++++ Information provided

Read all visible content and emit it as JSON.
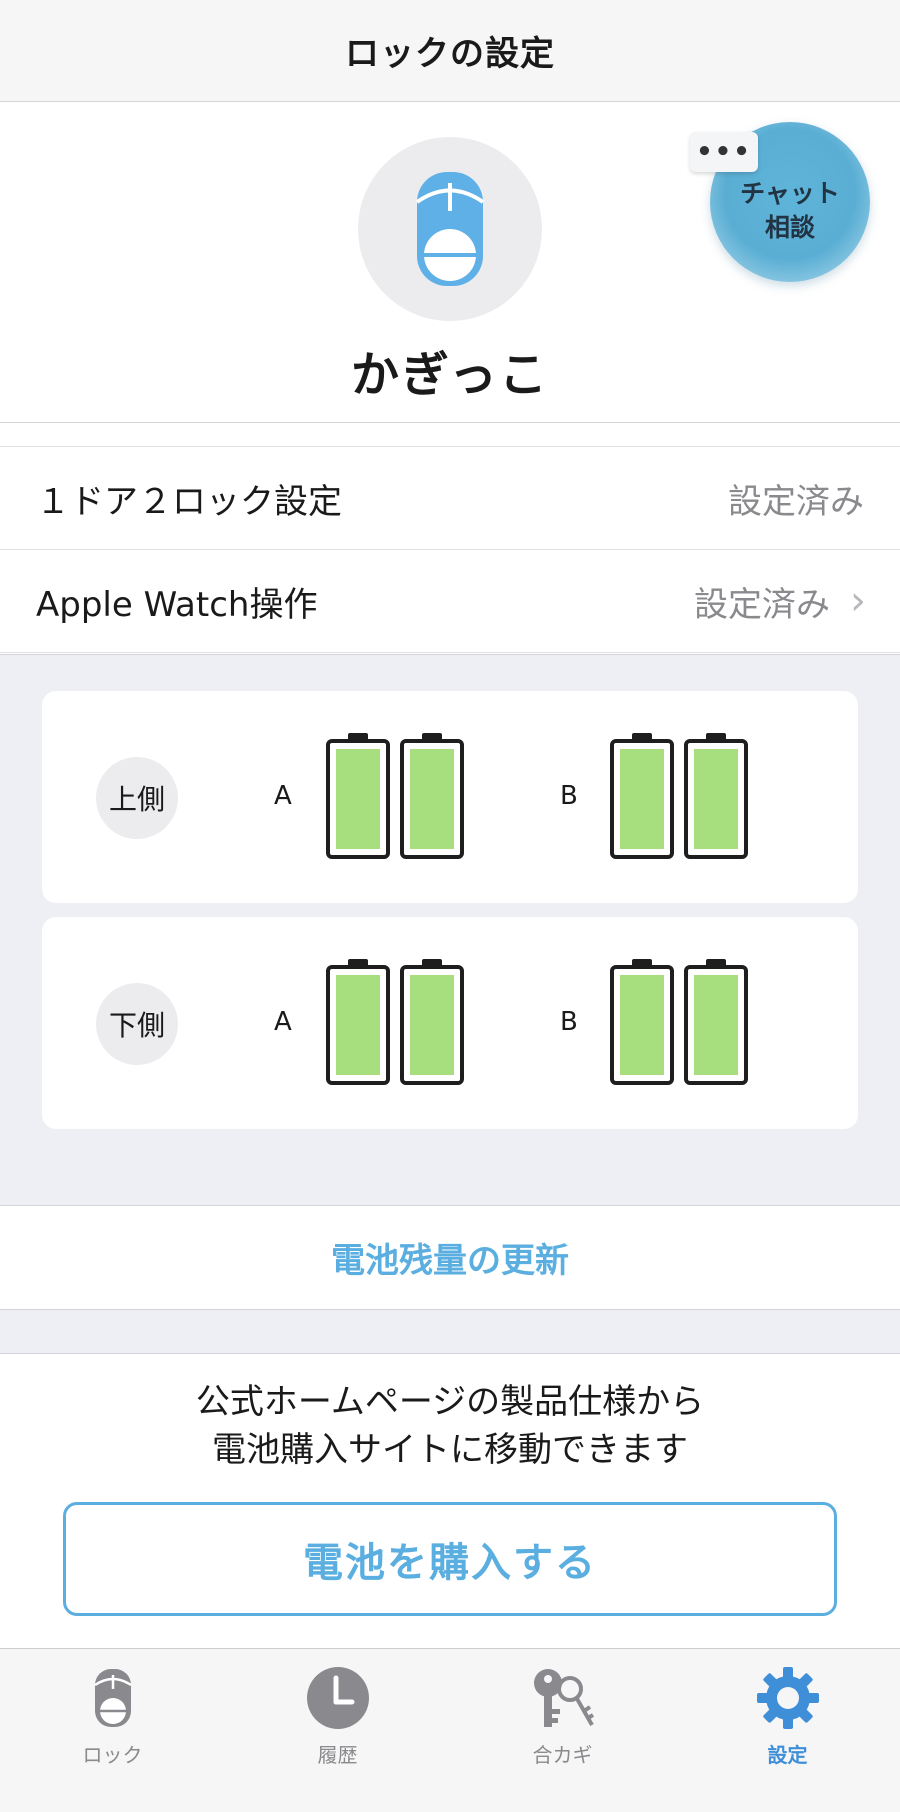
{
  "nav": {
    "title": "ロックの設定"
  },
  "header": {
    "device_name": "かぎっこ",
    "device_icon": "lock-device-icon"
  },
  "chat": {
    "label_line1": "チャット",
    "label_line2": "相談",
    "dots": "•••"
  },
  "settings": {
    "rows": [
      {
        "label": "１ドア２ロック設定",
        "value": "設定済み",
        "chevron": false
      },
      {
        "label": "Apple Watch操作",
        "value": "設定済み",
        "chevron": true,
        "chevron_glyph": "›"
      }
    ]
  },
  "battery": {
    "cards": [
      {
        "side": "上側",
        "groups": [
          {
            "label": "A",
            "levels": [
              1.0,
              1.0
            ]
          },
          {
            "label": "B",
            "levels": [
              1.0,
              1.0
            ]
          }
        ]
      },
      {
        "side": "下側",
        "groups": [
          {
            "label": "A",
            "levels": [
              1.0,
              1.0
            ]
          },
          {
            "label": "B",
            "levels": [
              1.0,
              1.0
            ]
          }
        ]
      }
    ],
    "fill_color": "#a8df7e"
  },
  "refresh": {
    "label": "電池残量の更新"
  },
  "purchase": {
    "desc_line1": "公式ホームページの製品仕様から",
    "desc_line2": "電池購入サイトに移動できます",
    "button_label": "電池を購入する"
  },
  "tabs": [
    {
      "label": "ロック",
      "icon": "lock-tab-icon",
      "active": false
    },
    {
      "label": "履歴",
      "icon": "clock-icon",
      "active": false
    },
    {
      "label": "合カギ",
      "icon": "keys-icon",
      "active": false
    },
    {
      "label": "設定",
      "icon": "gear-icon",
      "active": true
    }
  ],
  "colors": {
    "accent": "#5aaee0",
    "tab_active": "#3f8fd8",
    "section_bg": "#eeeff4"
  }
}
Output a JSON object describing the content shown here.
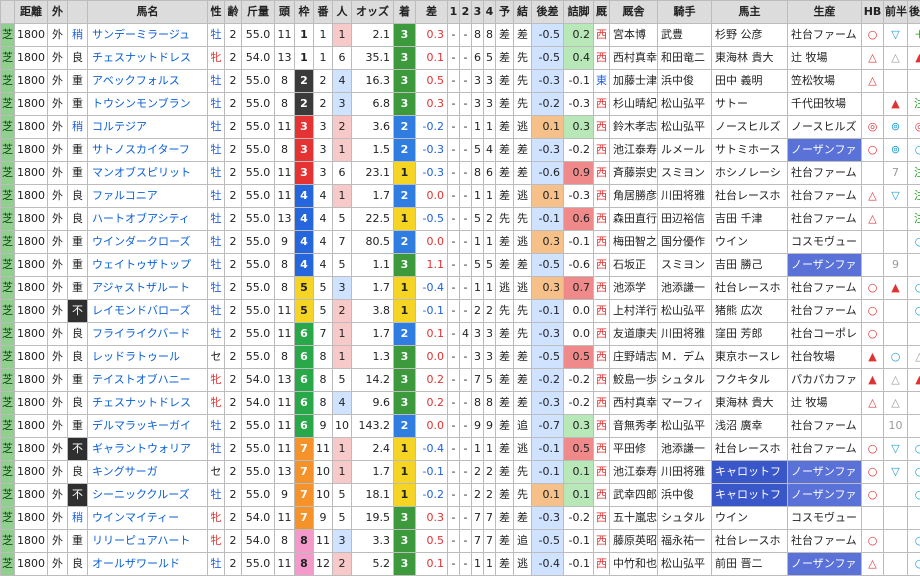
{
  "headers": [
    "",
    "距離",
    "外",
    "",
    "馬名",
    "性",
    "齢",
    "斤量",
    "頭",
    "枠",
    "番",
    "人",
    "オッズ",
    "着",
    "差",
    "1",
    "2",
    "3",
    "4",
    "予",
    "結",
    "後差",
    "詰脚",
    "厩",
    "厩舎",
    "騎手",
    "馬主",
    "生産",
    "HB",
    "前半",
    "後半"
  ],
  "colors": {
    "waku": {
      "1": "#ffffff",
      "2": "#3a3a3a",
      "3": "#e53232",
      "4": "#2566dd",
      "5": "#f5d423",
      "6": "#29a84a",
      "7": "#f5922a",
      "8": "#f39acb"
    },
    "chaku": {
      "1": "#f5d423",
      "2": "#2f7de0",
      "3": "#3c9a3c"
    },
    "ninki_hi": "#f7c9c9",
    "ninki_mid": "#cfe2ff"
  },
  "rows": [
    {
      "s": "芝",
      "d": "1800",
      "io": "外",
      "c": "稍",
      "n": "サンデーミラージュ",
      "sx": "牡",
      "a": "2",
      "w": "55.0",
      "h": "11",
      "wk": "1",
      "b": "1",
      "p": "1",
      "o": "2.1",
      "f": "3",
      "df": "0.3",
      "c1": "-",
      "c2": "-",
      "c3": "8",
      "c4": "8",
      "yo": "差",
      "ke": "差",
      "ld": "-0.5",
      "tz": "0.2",
      "ky": "西",
      "tr": "宮本博",
      "jk": "武豊",
      "ow": "杉野 公彦",
      "br": "社台ファーム",
      "hb": "○",
      "zh": "▽",
      "kh": "＋"
    },
    {
      "s": "芝",
      "d": "1800",
      "io": "外",
      "c": "良",
      "n": "チェスナットドレス",
      "sx": "牝",
      "a": "2",
      "w": "54.0",
      "h": "13",
      "wk": "1",
      "b": "1",
      "p": "6",
      "o": "35.1",
      "f": "3",
      "df": "0.1",
      "c1": "-",
      "c2": "-",
      "c3": "6",
      "c4": "5",
      "yo": "差",
      "ke": "先",
      "ld": "-0.5",
      "tz": "0.4",
      "ky": "西",
      "tr": "西村真幸",
      "jk": "和田竜二",
      "ow": "東海林 貴大",
      "br": "辻 牧場",
      "hb": "△",
      "zh": "△",
      "kh": "▲"
    },
    {
      "s": "芝",
      "d": "1800",
      "io": "外",
      "c": "重",
      "n": "アベックフォルス",
      "sx": "牡",
      "a": "2",
      "w": "55.0",
      "h": "8",
      "wk": "2",
      "b": "2",
      "p": "4",
      "o": "16.3",
      "f": "3",
      "df": "0.5",
      "c1": "-",
      "c2": "-",
      "c3": "3",
      "c4": "3",
      "yo": "差",
      "ke": "先",
      "ld": "-0.3",
      "tz": "-0.1",
      "ky": "東",
      "tr": "加藤士津",
      "jk": "浜中俊",
      "ow": "田中 義明",
      "br": "笠松牧場",
      "hb": "△",
      "zh": "",
      "kh": ""
    },
    {
      "s": "芝",
      "d": "1800",
      "io": "外",
      "c": "重",
      "n": "トウシンモンブラン",
      "sx": "牡",
      "a": "2",
      "w": "55.0",
      "h": "8",
      "wk": "2",
      "b": "2",
      "p": "3",
      "o": "6.8",
      "f": "3",
      "df": "0.3",
      "c1": "-",
      "c2": "-",
      "c3": "3",
      "c4": "3",
      "yo": "差",
      "ke": "先",
      "ld": "-0.2",
      "tz": "-0.3",
      "ky": "西",
      "tr": "杉山晴紀",
      "jk": "松山弘平",
      "ow": "サトー",
      "br": "千代田牧場",
      "hb": "",
      "zh": "▲",
      "kh": "注"
    },
    {
      "s": "芝",
      "d": "1800",
      "io": "外",
      "c": "稍",
      "n": "コルテジア",
      "sx": "牡",
      "a": "2",
      "w": "55.0",
      "h": "11",
      "wk": "3",
      "b": "3",
      "p": "2",
      "o": "3.6",
      "f": "2",
      "df": "-0.2",
      "c1": "-",
      "c2": "-",
      "c3": "1",
      "c4": "1",
      "yo": "差",
      "ke": "逃",
      "ld": "0.1",
      "tz": "0.3",
      "ky": "西",
      "tr": "鈴木孝志",
      "jk": "松山弘平",
      "ow": "ノースヒルズ",
      "br": "ノースヒルズ",
      "hb": "◎",
      "zh": "⊚",
      "kh": "◎"
    },
    {
      "s": "芝",
      "d": "1800",
      "io": "外",
      "c": "重",
      "n": "サトノスカイターフ",
      "sx": "牡",
      "a": "2",
      "w": "55.0",
      "h": "8",
      "wk": "3",
      "b": "3",
      "p": "1",
      "o": "1.5",
      "f": "2",
      "df": "-0.3",
      "c1": "-",
      "c2": "-",
      "c3": "5",
      "c4": "4",
      "yo": "差",
      "ke": "差",
      "ld": "-0.3",
      "tz": "-0.2",
      "ky": "西",
      "tr": "池江泰寿",
      "jk": "ルメール",
      "ow": "サトミホース",
      "br": "ノーザンファ",
      "hb": "○",
      "zh": "⊚",
      "kh": "○"
    },
    {
      "s": "芝",
      "d": "1800",
      "io": "外",
      "c": "重",
      "n": "マンオブスピリット",
      "sx": "牡",
      "a": "2",
      "w": "55.0",
      "h": "11",
      "wk": "3",
      "b": "3",
      "p": "6",
      "o": "23.1",
      "f": "1",
      "df": "-0.3",
      "c1": "-",
      "c2": "-",
      "c3": "8",
      "c4": "6",
      "yo": "差",
      "ke": "差",
      "ld": "-0.6",
      "tz": "0.9",
      "ky": "西",
      "tr": "斉藤崇史",
      "jk": "スミヨン",
      "ow": "ホシノレーシ",
      "br": "社台ファーム",
      "hb": "",
      "zh": "7",
      "kh": "注"
    },
    {
      "s": "芝",
      "d": "1800",
      "io": "外",
      "c": "良",
      "n": "ファルコニア",
      "sx": "牡",
      "a": "2",
      "w": "55.0",
      "h": "11",
      "wk": "4",
      "b": "4",
      "p": "1",
      "o": "1.7",
      "f": "2",
      "df": "0.0",
      "c1": "-",
      "c2": "-",
      "c3": "1",
      "c4": "1",
      "yo": "差",
      "ke": "逃",
      "ld": "0.1",
      "tz": "-0.3",
      "ky": "西",
      "tr": "角居勝彦",
      "jk": "川田将雅",
      "ow": "社台レースホ",
      "br": "社台ファーム",
      "hb": "△",
      "zh": "▽",
      "kh": "注"
    },
    {
      "s": "芝",
      "d": "1800",
      "io": "外",
      "c": "良",
      "n": "ハートオブアシティ",
      "sx": "牡",
      "a": "2",
      "w": "55.0",
      "h": "13",
      "wk": "4",
      "b": "4",
      "p": "5",
      "o": "22.5",
      "f": "1",
      "df": "-0.5",
      "c1": "-",
      "c2": "-",
      "c3": "5",
      "c4": "2",
      "yo": "先",
      "ke": "先",
      "ld": "-0.1",
      "tz": "0.6",
      "ky": "西",
      "tr": "森田直行",
      "jk": "田辺裕信",
      "ow": "吉田 千津",
      "br": "社台ファーム",
      "hb": "△",
      "zh": "",
      "kh": "注"
    },
    {
      "s": "芝",
      "d": "1800",
      "io": "外",
      "c": "重",
      "n": "ウインダークローズ",
      "sx": "牡",
      "a": "2",
      "w": "55.0",
      "h": "9",
      "wk": "4",
      "b": "4",
      "p": "7",
      "o": "80.5",
      "f": "2",
      "df": "0.0",
      "c1": "-",
      "c2": "-",
      "c3": "1",
      "c4": "1",
      "yo": "差",
      "ke": "逃",
      "ld": "0.3",
      "tz": "-0.1",
      "ky": "西",
      "tr": "梅田智之",
      "jk": "国分優作",
      "ow": "ウイン",
      "br": "コスモヴュー",
      "hb": "",
      "zh": "",
      "kh": "○"
    },
    {
      "s": "芝",
      "d": "1800",
      "io": "外",
      "c": "重",
      "n": "ウェイトゥザトップ",
      "sx": "牡",
      "a": "2",
      "w": "55.0",
      "h": "8",
      "wk": "4",
      "b": "4",
      "p": "5",
      "o": "1.1",
      "f": "3",
      "df": "1.1",
      "c1": "-",
      "c2": "-",
      "c3": "5",
      "c4": "5",
      "yo": "差",
      "ke": "差",
      "ld": "-0.5",
      "tz": "-0.6",
      "ky": "西",
      "tr": "石坂正",
      "jk": "スミヨン",
      "ow": "吉田 勝己",
      "br": "ノーザンファ",
      "hb": "",
      "zh": "9",
      "kh": ""
    },
    {
      "s": "芝",
      "d": "1800",
      "io": "外",
      "c": "重",
      "n": "アジャストザルート",
      "sx": "牡",
      "a": "2",
      "w": "55.0",
      "h": "8",
      "wk": "5",
      "b": "5",
      "p": "3",
      "o": "1.7",
      "f": "1",
      "df": "-0.4",
      "c1": "-",
      "c2": "-",
      "c3": "1",
      "c4": "1",
      "yo": "逃",
      "ke": "逃",
      "ld": "0.3",
      "tz": "0.7",
      "ky": "西",
      "tr": "池添学",
      "jk": "池添謙一",
      "ow": "社台レースホ",
      "br": "社台ファーム",
      "hb": "○",
      "zh": "▲",
      "kh": "○"
    },
    {
      "s": "芝",
      "d": "1800",
      "io": "外",
      "c": "不",
      "n": "レイモンドバローズ",
      "sx": "牡",
      "a": "2",
      "w": "55.0",
      "h": "11",
      "wk": "5",
      "b": "5",
      "p": "2",
      "o": "3.8",
      "f": "1",
      "df": "-0.1",
      "c1": "-",
      "c2": "-",
      "c3": "2",
      "c4": "2",
      "yo": "先",
      "ke": "先",
      "ld": "-0.1",
      "tz": "0.0",
      "ky": "西",
      "tr": "上村洋行",
      "jk": "松山弘平",
      "ow": "猪熊 広次",
      "br": "社台ファーム",
      "hb": "○",
      "zh": "",
      "kh": "○"
    },
    {
      "s": "芝",
      "d": "1800",
      "io": "外",
      "c": "良",
      "n": "フライライクバード",
      "sx": "牡",
      "a": "2",
      "w": "55.0",
      "h": "11",
      "wk": "6",
      "b": "7",
      "p": "1",
      "o": "1.7",
      "f": "2",
      "df": "0.1",
      "c1": "-",
      "c2": "4",
      "c3": "3",
      "c4": "3",
      "yo": "差",
      "ke": "先",
      "ld": "-0.3",
      "tz": "0.0",
      "ky": "西",
      "tr": "友道康夫",
      "jk": "川田将雅",
      "ow": "窪田 芳郎",
      "br": "社台コーポレ",
      "hb": "○",
      "zh": "",
      "kh": ""
    },
    {
      "s": "芝",
      "d": "1800",
      "io": "外",
      "c": "良",
      "n": "レッドラトゥール",
      "sx": "セ",
      "a": "2",
      "w": "55.0",
      "h": "8",
      "wk": "6",
      "b": "8",
      "p": "1",
      "o": "1.3",
      "f": "3",
      "df": "0.0",
      "c1": "-",
      "c2": "-",
      "c3": "3",
      "c4": "3",
      "yo": "差",
      "ke": "差",
      "ld": "-0.5",
      "tz": "0.5",
      "ky": "西",
      "tr": "庄野靖志",
      "jk": "Ｍ．デム",
      "ow": "東京ホースレ",
      "br": "社台牧場",
      "hb": "▲",
      "zh": "○",
      "kh": "△"
    },
    {
      "s": "芝",
      "d": "1800",
      "io": "外",
      "c": "重",
      "n": "テイストオブハニー",
      "sx": "牝",
      "a": "2",
      "w": "54.0",
      "h": "13",
      "wk": "6",
      "b": "8",
      "p": "5",
      "o": "14.2",
      "f": "3",
      "df": "0.2",
      "c1": "-",
      "c2": "-",
      "c3": "7",
      "c4": "5",
      "yo": "差",
      "ke": "差",
      "ld": "-0.2",
      "tz": "-0.2",
      "ky": "西",
      "tr": "鮫島一歩",
      "jk": "シュタル",
      "ow": "フクキタル",
      "br": "パカパカファ",
      "hb": "▲",
      "zh": "△",
      "kh": "▲"
    },
    {
      "s": "芝",
      "d": "1800",
      "io": "外",
      "c": "良",
      "n": "チェスナットドレス",
      "sx": "牝",
      "a": "2",
      "w": "54.0",
      "h": "11",
      "wk": "6",
      "b": "8",
      "p": "4",
      "o": "9.6",
      "f": "3",
      "df": "0.2",
      "c1": "-",
      "c2": "-",
      "c3": "8",
      "c4": "8",
      "yo": "差",
      "ke": "差",
      "ld": "-0.3",
      "tz": "-0.2",
      "ky": "西",
      "tr": "西村真幸",
      "jk": "マーフィ",
      "ow": "東海林 貴大",
      "br": "辻 牧場",
      "hb": "△",
      "zh": "△",
      "kh": ""
    },
    {
      "s": "芝",
      "d": "1800",
      "io": "外",
      "c": "重",
      "n": "デルマラッキーガイ",
      "sx": "牡",
      "a": "2",
      "w": "55.0",
      "h": "11",
      "wk": "6",
      "b": "9",
      "p": "10",
      "o": "143.2",
      "f": "2",
      "df": "0.0",
      "c1": "-",
      "c2": "-",
      "c3": "9",
      "c4": "9",
      "yo": "差",
      "ke": "追",
      "ld": "-0.7",
      "tz": "0.3",
      "ky": "西",
      "tr": "音無秀孝",
      "jk": "松山弘平",
      "ow": "浅沼 廣幸",
      "br": "社台ファーム",
      "hb": "",
      "zh": "10",
      "kh": ""
    },
    {
      "s": "芝",
      "d": "1800",
      "io": "外",
      "c": "不",
      "n": "ギャラントウォリア",
      "sx": "牡",
      "a": "2",
      "w": "55.0",
      "h": "11",
      "wk": "7",
      "b": "11",
      "p": "1",
      "o": "2.4",
      "f": "1",
      "df": "-0.4",
      "c1": "-",
      "c2": "-",
      "c3": "1",
      "c4": "1",
      "yo": "差",
      "ke": "逃",
      "ld": "-0.1",
      "tz": "0.5",
      "ky": "西",
      "tr": "平田修",
      "jk": "池添謙一",
      "ow": "社台レースホ",
      "br": "社台ファーム",
      "hb": "○",
      "zh": "▽",
      "kh": "○"
    },
    {
      "s": "芝",
      "d": "1800",
      "io": "外",
      "c": "良",
      "n": "キングサーガ",
      "sx": "セ",
      "a": "2",
      "w": "55.0",
      "h": "13",
      "wk": "7",
      "b": "10",
      "p": "1",
      "o": "1.7",
      "f": "1",
      "df": "-0.1",
      "c1": "-",
      "c2": "-",
      "c3": "2",
      "c4": "2",
      "yo": "差",
      "ke": "先",
      "ld": "-0.1",
      "tz": "0.1",
      "ky": "西",
      "tr": "池江泰寿",
      "jk": "川田将雅",
      "ow": "キャロットフ",
      "br": "ノーザンファ",
      "hb": "○",
      "zh": "▽",
      "kh": "○"
    },
    {
      "s": "芝",
      "d": "1800",
      "io": "外",
      "c": "不",
      "n": "シーニッククルーズ",
      "sx": "牡",
      "a": "2",
      "w": "55.0",
      "h": "9",
      "wk": "7",
      "b": "10",
      "p": "5",
      "o": "18.1",
      "f": "1",
      "df": "-0.2",
      "c1": "-",
      "c2": "-",
      "c3": "2",
      "c4": "2",
      "yo": "差",
      "ke": "先",
      "ld": "0.1",
      "tz": "0.1",
      "ky": "西",
      "tr": "武幸四郎",
      "jk": "浜中俊",
      "ow": "キャロットフ",
      "br": "ノーザンファ",
      "hb": "○",
      "zh": "",
      "kh": "○"
    },
    {
      "s": "芝",
      "d": "1800",
      "io": "外",
      "c": "稍",
      "n": "ウインマイティー",
      "sx": "牝",
      "a": "2",
      "w": "54.0",
      "h": "11",
      "wk": "7",
      "b": "9",
      "p": "5",
      "o": "19.5",
      "f": "3",
      "df": "0.3",
      "c1": "-",
      "c2": "-",
      "c3": "7",
      "c4": "7",
      "yo": "差",
      "ke": "差",
      "ld": "-0.3",
      "tz": "-0.2",
      "ky": "西",
      "tr": "五十嵐忠",
      "jk": "シュタル",
      "ow": "ウイン",
      "br": "コスモヴュー",
      "hb": "",
      "zh": "",
      "kh": ""
    },
    {
      "s": "芝",
      "d": "1800",
      "io": "外",
      "c": "重",
      "n": "リリーピュアハート",
      "sx": "牝",
      "a": "2",
      "w": "54.0",
      "h": "8",
      "wk": "8",
      "b": "11",
      "p": "3",
      "o": "3.3",
      "f": "3",
      "df": "0.5",
      "c1": "-",
      "c2": "-",
      "c3": "7",
      "c4": "7",
      "yo": "差",
      "ke": "追",
      "ld": "-0.5",
      "tz": "-0.1",
      "ky": "西",
      "tr": "藤原英昭",
      "jk": "福永祐一",
      "ow": "社台レースホ",
      "br": "社台ファーム",
      "hb": "○",
      "zh": "",
      "kh": "○"
    },
    {
      "s": "芝",
      "d": "1800",
      "io": "外",
      "c": "良",
      "n": "オールザワールド",
      "sx": "牡",
      "a": "2",
      "w": "55.0",
      "h": "11",
      "wk": "8",
      "b": "12",
      "p": "2",
      "o": "5.2",
      "f": "3",
      "df": "0.1",
      "c1": "-",
      "c2": "-",
      "c3": "1",
      "c4": "1",
      "yo": "差",
      "ke": "逃",
      "ld": "-0.4",
      "tz": "-0.1",
      "ky": "西",
      "tr": "中竹和也",
      "jk": "松山弘平",
      "ow": "前田 晋二",
      "br": "ノーザンファ",
      "hb": "△",
      "zh": "",
      "kh": "○"
    }
  ]
}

++++++++

Scan the material above. Copy each line that holds the word "JSON".

### Solution for this task
Read all visible content and emit it as JSON.
Output a JSON object describing the content shown here.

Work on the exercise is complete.